>>

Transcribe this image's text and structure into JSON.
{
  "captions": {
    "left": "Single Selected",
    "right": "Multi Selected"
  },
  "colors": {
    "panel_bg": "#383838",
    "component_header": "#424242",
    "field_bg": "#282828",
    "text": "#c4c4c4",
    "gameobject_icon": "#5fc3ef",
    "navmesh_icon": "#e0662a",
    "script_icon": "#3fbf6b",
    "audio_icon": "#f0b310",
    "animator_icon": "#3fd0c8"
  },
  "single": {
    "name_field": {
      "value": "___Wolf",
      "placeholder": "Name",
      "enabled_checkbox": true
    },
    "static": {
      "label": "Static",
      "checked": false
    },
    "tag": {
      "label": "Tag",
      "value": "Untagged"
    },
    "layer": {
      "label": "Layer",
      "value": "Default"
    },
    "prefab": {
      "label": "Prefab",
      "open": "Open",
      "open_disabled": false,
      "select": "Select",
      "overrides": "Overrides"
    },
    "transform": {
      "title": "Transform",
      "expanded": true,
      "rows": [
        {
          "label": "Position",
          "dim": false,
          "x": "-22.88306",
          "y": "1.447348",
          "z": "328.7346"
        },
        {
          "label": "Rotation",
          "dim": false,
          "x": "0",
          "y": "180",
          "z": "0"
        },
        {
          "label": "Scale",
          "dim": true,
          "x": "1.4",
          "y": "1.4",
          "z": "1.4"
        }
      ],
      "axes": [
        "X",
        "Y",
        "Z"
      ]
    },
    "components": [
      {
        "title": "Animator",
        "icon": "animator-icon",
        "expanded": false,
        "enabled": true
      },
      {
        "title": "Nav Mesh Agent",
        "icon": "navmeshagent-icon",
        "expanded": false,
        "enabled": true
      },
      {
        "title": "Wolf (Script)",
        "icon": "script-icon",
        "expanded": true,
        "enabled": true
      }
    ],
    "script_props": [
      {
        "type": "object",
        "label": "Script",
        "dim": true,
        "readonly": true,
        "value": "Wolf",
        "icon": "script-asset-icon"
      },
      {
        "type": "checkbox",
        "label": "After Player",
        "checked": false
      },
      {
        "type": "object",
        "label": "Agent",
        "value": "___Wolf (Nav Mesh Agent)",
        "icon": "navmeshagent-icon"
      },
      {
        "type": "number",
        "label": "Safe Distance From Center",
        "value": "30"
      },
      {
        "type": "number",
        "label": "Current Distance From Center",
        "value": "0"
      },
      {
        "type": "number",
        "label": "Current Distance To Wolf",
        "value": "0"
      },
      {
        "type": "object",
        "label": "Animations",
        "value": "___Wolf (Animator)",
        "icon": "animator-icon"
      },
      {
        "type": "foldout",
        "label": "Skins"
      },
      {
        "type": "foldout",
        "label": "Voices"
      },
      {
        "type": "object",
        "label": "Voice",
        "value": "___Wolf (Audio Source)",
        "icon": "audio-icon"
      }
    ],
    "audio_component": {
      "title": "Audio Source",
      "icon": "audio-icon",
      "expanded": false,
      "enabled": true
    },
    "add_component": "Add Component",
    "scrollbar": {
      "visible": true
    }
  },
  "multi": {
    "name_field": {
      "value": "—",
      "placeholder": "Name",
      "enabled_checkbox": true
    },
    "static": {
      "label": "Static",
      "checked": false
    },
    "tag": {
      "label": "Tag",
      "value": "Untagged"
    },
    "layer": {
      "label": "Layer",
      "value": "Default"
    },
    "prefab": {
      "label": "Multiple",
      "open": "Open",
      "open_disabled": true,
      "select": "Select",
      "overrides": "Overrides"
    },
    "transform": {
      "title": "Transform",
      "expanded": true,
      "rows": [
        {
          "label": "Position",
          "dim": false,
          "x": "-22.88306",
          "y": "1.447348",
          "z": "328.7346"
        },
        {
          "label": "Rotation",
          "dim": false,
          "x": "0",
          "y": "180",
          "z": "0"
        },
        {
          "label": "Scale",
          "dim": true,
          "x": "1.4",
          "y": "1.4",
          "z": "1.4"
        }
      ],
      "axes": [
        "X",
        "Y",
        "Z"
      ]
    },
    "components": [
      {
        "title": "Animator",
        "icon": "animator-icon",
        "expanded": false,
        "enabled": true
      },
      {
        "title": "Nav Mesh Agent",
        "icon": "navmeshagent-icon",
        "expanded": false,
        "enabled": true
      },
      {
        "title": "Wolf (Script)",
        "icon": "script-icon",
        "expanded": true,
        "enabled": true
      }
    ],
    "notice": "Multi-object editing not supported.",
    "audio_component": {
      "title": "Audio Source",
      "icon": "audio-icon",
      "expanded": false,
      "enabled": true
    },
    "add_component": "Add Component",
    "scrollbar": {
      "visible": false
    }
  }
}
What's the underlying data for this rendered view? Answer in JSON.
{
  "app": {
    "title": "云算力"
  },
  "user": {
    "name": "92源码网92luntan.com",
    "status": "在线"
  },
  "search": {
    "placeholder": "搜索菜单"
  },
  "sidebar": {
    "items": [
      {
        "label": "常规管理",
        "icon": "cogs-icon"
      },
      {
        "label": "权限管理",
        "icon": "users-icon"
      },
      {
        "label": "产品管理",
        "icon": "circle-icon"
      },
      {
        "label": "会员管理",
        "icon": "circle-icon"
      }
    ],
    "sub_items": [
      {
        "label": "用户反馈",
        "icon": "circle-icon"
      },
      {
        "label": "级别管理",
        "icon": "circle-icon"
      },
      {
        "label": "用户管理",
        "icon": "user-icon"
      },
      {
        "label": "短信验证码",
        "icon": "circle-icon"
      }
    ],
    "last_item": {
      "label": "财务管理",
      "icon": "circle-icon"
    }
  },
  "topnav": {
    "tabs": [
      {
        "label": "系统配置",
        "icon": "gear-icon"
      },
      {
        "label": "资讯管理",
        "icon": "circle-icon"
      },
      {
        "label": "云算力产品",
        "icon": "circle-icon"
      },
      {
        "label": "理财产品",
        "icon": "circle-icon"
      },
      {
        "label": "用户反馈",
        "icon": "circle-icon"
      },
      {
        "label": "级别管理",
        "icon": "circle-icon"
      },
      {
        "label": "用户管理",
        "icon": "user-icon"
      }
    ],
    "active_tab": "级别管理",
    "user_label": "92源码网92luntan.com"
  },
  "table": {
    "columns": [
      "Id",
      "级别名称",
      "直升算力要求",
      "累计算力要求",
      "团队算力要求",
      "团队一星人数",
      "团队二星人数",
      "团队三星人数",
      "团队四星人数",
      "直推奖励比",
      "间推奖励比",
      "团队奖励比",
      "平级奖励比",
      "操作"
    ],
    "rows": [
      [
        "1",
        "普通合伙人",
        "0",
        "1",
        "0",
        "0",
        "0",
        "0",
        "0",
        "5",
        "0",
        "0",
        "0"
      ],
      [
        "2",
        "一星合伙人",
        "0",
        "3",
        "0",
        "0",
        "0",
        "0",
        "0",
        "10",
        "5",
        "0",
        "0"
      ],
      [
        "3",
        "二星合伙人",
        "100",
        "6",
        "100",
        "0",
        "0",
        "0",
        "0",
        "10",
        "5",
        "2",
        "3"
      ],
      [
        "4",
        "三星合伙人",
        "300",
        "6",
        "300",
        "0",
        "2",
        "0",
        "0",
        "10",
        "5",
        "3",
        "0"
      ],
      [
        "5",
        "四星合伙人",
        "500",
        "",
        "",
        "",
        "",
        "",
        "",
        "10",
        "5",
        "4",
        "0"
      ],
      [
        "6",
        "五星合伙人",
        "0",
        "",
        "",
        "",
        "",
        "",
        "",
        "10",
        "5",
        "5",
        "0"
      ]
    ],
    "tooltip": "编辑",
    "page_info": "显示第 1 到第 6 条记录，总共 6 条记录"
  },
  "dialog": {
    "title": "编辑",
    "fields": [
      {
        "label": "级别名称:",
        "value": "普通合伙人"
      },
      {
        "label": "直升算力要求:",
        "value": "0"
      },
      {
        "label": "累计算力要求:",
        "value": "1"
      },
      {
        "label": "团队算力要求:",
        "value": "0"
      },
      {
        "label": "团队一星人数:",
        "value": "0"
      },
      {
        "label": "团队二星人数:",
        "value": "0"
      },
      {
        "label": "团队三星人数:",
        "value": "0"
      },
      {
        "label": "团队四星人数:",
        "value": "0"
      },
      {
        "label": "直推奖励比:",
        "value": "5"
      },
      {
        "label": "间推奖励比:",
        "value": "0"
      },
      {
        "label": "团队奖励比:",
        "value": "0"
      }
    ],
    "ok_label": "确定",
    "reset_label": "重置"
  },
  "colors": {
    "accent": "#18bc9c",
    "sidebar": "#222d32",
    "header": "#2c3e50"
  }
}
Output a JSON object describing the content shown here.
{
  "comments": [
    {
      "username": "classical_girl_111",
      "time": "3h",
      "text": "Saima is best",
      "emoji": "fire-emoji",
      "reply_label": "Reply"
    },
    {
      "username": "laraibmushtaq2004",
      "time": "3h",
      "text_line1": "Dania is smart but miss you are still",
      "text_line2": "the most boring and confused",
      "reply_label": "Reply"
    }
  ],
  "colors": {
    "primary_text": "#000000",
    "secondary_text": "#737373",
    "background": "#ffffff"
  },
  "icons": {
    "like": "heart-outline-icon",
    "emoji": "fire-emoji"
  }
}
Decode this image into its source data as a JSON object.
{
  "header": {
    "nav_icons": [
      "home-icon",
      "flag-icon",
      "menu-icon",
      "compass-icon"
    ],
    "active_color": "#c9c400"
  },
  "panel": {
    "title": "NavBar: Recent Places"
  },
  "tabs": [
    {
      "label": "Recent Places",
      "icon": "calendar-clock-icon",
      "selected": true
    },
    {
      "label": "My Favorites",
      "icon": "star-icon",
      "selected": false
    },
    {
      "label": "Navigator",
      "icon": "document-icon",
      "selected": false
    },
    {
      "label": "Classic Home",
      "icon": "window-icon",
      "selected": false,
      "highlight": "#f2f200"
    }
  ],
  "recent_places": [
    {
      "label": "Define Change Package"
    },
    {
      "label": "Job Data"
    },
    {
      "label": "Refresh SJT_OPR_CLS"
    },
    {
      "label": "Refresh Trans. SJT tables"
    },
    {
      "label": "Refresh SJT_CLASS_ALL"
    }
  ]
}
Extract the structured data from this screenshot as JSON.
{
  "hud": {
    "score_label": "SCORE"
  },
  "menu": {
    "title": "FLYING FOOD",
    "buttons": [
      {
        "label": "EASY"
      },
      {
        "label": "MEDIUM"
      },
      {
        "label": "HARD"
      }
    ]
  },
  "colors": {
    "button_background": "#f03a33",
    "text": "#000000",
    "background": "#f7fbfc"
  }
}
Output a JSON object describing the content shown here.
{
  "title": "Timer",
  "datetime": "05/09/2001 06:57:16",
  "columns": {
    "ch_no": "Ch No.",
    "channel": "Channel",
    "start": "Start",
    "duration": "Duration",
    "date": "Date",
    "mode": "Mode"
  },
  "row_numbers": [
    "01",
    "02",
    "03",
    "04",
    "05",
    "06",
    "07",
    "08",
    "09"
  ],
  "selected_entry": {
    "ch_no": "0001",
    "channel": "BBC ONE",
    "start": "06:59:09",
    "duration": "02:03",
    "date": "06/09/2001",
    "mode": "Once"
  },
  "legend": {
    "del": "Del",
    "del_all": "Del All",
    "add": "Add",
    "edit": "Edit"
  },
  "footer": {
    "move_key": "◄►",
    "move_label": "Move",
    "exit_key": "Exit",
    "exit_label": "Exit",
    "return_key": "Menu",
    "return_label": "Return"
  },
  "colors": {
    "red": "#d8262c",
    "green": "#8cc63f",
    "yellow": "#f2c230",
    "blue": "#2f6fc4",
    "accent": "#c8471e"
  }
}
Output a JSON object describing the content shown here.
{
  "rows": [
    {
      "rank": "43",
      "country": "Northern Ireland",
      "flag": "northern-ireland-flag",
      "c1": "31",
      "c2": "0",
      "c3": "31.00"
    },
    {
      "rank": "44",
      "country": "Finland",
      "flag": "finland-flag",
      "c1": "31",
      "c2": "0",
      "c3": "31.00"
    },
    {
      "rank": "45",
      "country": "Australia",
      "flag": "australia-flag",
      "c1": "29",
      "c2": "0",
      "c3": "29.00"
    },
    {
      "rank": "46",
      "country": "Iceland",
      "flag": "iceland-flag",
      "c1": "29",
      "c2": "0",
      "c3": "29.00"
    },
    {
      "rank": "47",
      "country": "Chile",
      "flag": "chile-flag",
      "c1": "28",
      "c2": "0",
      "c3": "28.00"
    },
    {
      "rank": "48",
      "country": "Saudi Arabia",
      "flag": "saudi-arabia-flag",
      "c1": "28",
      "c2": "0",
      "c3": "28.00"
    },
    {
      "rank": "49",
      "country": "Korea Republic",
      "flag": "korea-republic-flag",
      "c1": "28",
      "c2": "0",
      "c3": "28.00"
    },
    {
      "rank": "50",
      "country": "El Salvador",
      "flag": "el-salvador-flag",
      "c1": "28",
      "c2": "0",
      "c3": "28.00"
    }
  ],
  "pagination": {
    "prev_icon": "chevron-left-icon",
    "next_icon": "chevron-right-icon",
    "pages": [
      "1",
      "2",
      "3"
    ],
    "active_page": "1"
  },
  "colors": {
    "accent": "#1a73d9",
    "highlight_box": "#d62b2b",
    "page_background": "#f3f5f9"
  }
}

<<

> _Work to complete_: Pick out each line in the material containing "into".

> _Problem solution_:
Transcribe this image's text and structure into JSON.
Decode this image into its source data as a JSON object.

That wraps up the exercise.